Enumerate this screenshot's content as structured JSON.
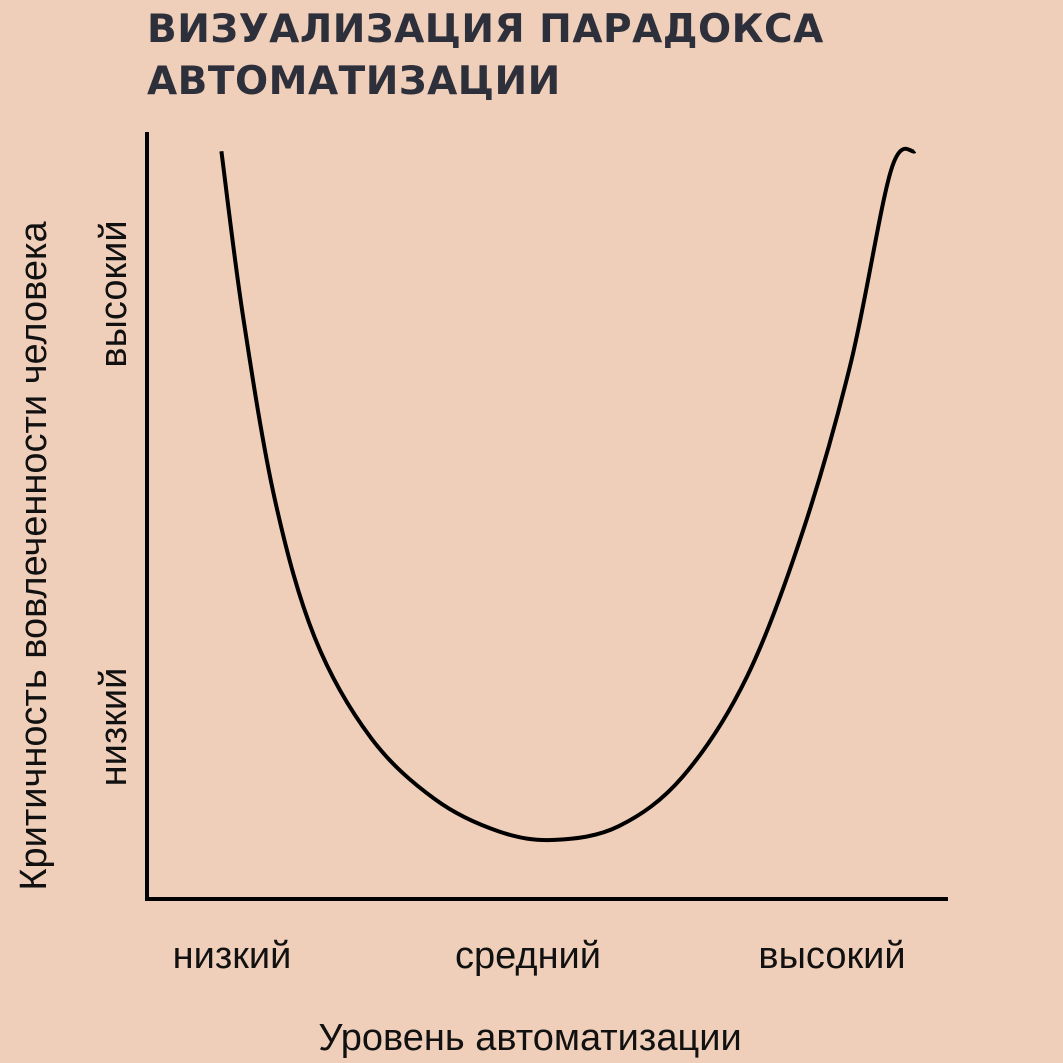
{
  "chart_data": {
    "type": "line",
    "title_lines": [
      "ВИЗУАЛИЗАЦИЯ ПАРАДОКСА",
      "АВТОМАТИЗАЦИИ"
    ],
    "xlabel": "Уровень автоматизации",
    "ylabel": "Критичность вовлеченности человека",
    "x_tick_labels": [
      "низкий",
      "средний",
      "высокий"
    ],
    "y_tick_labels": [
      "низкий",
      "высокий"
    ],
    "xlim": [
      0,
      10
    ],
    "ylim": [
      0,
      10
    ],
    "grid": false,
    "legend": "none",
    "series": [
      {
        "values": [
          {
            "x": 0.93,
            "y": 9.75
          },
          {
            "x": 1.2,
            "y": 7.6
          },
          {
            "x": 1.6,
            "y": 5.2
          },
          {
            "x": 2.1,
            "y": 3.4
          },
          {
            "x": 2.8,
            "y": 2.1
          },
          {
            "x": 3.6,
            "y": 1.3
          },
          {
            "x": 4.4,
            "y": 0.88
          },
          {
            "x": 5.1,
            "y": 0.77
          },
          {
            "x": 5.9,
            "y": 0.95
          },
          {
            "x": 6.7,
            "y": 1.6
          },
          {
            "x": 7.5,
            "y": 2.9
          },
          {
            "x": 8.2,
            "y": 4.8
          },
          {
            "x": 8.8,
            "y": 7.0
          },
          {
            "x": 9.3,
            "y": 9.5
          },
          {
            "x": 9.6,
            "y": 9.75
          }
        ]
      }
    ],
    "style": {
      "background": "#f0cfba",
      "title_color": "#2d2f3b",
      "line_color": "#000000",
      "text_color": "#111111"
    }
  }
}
::::::::
**Requirement:** Write out the data precisely as given, excluding the pictures.

**Full output:**
Enumerate this screenshot's content as structured JSON.
{
  "chart_data": {
    "type": "line",
    "title_lines": [
      "ВИЗУАЛИЗАЦИЯ ПАРАДОКСА",
      "АВТОМАТИЗАЦИИ"
    ],
    "xlabel": "Уровень автоматизации",
    "ylabel": "Критичность вовлеченности человека",
    "x_tick_labels": [
      "низкий",
      "средний",
      "высокий"
    ],
    "y_tick_labels": [
      "низкий",
      "высокий"
    ],
    "xlim": [
      0,
      10
    ],
    "ylim": [
      0,
      10
    ],
    "grid": false,
    "legend": "none",
    "series": [
      {
        "values": [
          {
            "x": 0.93,
            "y": 9.75
          },
          {
            "x": 1.2,
            "y": 7.6
          },
          {
            "x": 1.6,
            "y": 5.2
          },
          {
            "x": 2.1,
            "y": 3.4
          },
          {
            "x": 2.8,
            "y": 2.1
          },
          {
            "x": 3.6,
            "y": 1.3
          },
          {
            "x": 4.4,
            "y": 0.88
          },
          {
            "x": 5.1,
            "y": 0.77
          },
          {
            "x": 5.9,
            "y": 0.95
          },
          {
            "x": 6.7,
            "y": 1.6
          },
          {
            "x": 7.5,
            "y": 2.9
          },
          {
            "x": 8.2,
            "y": 4.8
          },
          {
            "x": 8.8,
            "y": 7.0
          },
          {
            "x": 9.3,
            "y": 9.5
          },
          {
            "x": 9.6,
            "y": 9.75
          }
        ]
      }
    ],
    "style": {
      "background": "#f0cfba",
      "title_color": "#2d2f3b",
      "line_color": "#000000",
      "text_color": "#111111"
    }
  }
}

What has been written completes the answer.